> _PROMPT_
Check each line of the listing for the string "Training", then state how many lines have it. Only the number is wanted.

> _Dataset rows_
__________________________________________________
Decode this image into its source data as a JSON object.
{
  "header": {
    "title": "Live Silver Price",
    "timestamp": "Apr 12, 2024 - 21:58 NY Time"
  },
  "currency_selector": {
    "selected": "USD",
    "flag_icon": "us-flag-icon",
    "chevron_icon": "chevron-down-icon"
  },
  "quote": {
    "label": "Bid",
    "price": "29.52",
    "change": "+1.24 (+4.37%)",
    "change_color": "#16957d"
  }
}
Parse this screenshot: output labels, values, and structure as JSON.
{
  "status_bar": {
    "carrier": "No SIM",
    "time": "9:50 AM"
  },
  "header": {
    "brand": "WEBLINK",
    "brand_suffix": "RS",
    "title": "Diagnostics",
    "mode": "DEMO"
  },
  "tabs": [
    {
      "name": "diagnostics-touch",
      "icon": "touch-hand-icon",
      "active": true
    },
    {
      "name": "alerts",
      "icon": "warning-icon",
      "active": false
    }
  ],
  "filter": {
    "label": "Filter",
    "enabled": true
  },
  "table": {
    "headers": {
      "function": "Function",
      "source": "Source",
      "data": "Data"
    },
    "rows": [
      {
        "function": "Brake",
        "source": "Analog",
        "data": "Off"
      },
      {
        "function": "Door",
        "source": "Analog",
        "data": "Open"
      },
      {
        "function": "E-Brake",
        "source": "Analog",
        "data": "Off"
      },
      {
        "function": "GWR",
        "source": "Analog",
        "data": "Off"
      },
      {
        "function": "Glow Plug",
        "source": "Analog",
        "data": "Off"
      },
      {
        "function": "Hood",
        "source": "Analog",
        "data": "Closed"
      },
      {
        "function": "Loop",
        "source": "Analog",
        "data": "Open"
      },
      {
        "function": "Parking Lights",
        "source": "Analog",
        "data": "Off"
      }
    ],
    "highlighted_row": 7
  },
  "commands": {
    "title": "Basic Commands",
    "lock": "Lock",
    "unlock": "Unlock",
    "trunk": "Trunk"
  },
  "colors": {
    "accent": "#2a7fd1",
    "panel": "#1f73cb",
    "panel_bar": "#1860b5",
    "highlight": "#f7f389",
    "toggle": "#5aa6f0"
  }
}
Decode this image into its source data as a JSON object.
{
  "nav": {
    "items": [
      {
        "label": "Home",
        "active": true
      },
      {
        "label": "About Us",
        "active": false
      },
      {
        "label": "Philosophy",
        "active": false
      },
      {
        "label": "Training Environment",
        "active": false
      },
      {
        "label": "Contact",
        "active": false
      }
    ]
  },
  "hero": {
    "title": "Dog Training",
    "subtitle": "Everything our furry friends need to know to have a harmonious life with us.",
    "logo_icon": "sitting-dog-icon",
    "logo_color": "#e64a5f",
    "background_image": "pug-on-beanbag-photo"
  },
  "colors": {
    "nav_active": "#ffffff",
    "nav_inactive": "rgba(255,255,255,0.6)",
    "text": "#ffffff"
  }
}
__________________________________________________
> _RESULT_
2